MATERIAL PROVIDED start
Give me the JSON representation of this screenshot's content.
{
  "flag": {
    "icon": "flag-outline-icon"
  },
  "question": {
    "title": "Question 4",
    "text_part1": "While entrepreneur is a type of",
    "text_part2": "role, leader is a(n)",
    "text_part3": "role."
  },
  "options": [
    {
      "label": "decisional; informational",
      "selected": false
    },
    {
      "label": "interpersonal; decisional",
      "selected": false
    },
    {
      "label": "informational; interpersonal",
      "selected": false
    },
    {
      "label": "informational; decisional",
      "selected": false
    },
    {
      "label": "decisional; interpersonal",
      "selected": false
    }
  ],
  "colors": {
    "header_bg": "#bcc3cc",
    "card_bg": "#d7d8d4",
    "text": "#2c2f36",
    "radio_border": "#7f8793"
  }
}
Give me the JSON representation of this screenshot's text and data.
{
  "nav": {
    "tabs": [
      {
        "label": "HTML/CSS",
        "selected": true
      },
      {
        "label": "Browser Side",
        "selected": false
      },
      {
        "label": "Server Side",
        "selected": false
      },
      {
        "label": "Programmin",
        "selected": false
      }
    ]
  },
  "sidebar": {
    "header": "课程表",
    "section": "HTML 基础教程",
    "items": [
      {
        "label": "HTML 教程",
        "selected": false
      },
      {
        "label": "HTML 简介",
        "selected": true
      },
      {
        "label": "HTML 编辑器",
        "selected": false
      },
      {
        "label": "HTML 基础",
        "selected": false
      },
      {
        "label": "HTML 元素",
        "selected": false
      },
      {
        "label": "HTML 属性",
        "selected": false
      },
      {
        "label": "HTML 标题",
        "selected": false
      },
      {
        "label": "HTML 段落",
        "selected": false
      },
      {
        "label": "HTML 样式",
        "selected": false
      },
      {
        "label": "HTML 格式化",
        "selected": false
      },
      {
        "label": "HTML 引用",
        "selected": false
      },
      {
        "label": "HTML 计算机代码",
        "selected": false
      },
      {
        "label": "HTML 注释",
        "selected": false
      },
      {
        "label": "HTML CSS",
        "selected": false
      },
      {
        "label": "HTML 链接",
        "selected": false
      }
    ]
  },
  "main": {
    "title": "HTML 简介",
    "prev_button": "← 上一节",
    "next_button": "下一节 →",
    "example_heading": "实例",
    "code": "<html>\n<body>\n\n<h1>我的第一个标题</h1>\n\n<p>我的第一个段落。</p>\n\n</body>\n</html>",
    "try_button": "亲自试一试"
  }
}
MATERIAL PROVIDED end
WORK TO DO =>
Where does the word "Give" appear in the listing? List each line that holds it.

EXPECTED ANSWER =>
Give me the JSON representation of this screenshot's content.
Give me the JSON representation of this screenshot's text and data.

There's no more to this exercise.